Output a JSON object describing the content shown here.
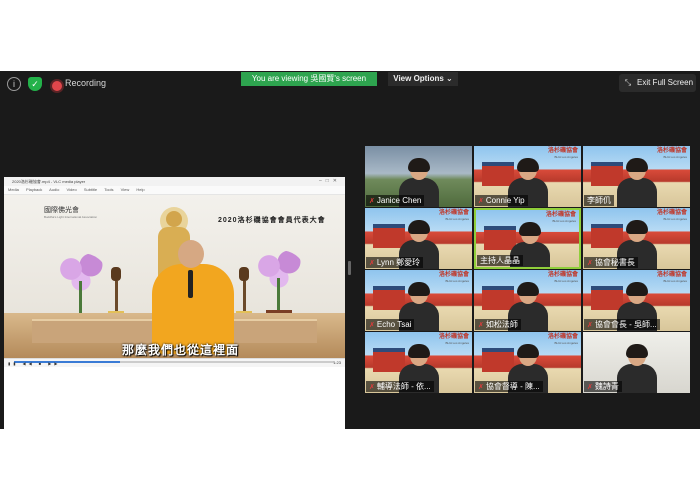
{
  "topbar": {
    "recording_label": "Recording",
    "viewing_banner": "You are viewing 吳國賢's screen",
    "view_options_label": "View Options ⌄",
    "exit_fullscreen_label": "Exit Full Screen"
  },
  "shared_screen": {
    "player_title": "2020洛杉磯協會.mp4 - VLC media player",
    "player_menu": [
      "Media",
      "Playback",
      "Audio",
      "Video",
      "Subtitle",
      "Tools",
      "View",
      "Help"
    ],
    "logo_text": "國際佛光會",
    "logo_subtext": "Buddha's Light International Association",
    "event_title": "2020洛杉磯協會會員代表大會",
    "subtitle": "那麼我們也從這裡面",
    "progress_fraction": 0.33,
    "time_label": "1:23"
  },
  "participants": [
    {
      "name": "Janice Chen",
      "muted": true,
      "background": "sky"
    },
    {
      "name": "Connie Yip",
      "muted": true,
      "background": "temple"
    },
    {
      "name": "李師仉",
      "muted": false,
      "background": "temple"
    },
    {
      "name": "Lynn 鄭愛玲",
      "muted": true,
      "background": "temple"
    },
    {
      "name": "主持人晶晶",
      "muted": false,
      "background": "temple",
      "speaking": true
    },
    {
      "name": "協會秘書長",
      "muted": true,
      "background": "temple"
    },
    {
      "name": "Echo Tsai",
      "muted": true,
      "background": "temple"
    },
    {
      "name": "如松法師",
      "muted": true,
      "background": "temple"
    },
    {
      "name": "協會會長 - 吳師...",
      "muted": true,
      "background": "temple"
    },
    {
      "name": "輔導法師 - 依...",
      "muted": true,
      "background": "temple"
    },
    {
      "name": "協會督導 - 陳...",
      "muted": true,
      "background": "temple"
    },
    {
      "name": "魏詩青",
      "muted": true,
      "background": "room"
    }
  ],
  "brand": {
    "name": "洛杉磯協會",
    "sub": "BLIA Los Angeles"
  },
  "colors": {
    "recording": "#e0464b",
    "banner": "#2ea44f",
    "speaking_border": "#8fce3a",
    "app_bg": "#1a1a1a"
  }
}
• • • • • • •
_STATED TASK_: Output an exact copy of the material, with the pictures removed.

_REPLY TO THE EXERCISE_:
Output a JSON object describing the content shown here.
{
  "topbar": {
    "recording_label": "Recording",
    "viewing_banner": "You are viewing 吳國賢's screen",
    "view_options_label": "View Options ⌄",
    "exit_fullscreen_label": "Exit Full Screen"
  },
  "shared_screen": {
    "player_title": "2020洛杉磯協會.mp4 - VLC media player",
    "player_menu": [
      "Media",
      "Playback",
      "Audio",
      "Video",
      "Subtitle",
      "Tools",
      "View",
      "Help"
    ],
    "logo_text": "國際佛光會",
    "logo_subtext": "Buddha's Light International Association",
    "event_title": "2020洛杉磯協會會員代表大會",
    "subtitle": "那麼我們也從這裡面",
    "progress_fraction": 0.33,
    "time_label": "1:23"
  },
  "participants": [
    {
      "name": "Janice Chen",
      "muted": true,
      "background": "sky"
    },
    {
      "name": "Connie Yip",
      "muted": true,
      "background": "temple"
    },
    {
      "name": "李師仉",
      "muted": false,
      "background": "temple"
    },
    {
      "name": "Lynn 鄭愛玲",
      "muted": true,
      "background": "temple"
    },
    {
      "name": "主持人晶晶",
      "muted": false,
      "background": "temple",
      "speaking": true
    },
    {
      "name": "協會秘書長",
      "muted": true,
      "background": "temple"
    },
    {
      "name": "Echo Tsai",
      "muted": true,
      "background": "temple"
    },
    {
      "name": "如松法師",
      "muted": true,
      "background": "temple"
    },
    {
      "name": "協會會長 - 吳師...",
      "muted": true,
      "background": "temple"
    },
    {
      "name": "輔導法師 - 依...",
      "muted": true,
      "background": "temple"
    },
    {
      "name": "協會督導 - 陳...",
      "muted": true,
      "background": "temple"
    },
    {
      "name": "魏詩青",
      "muted": true,
      "background": "room"
    }
  ],
  "brand": {
    "name": "洛杉磯協會",
    "sub": "BLIA Los Angeles"
  },
  "colors": {
    "recording": "#e0464b",
    "banner": "#2ea44f",
    "speaking_border": "#8fce3a",
    "app_bg": "#1a1a1a"
  }
}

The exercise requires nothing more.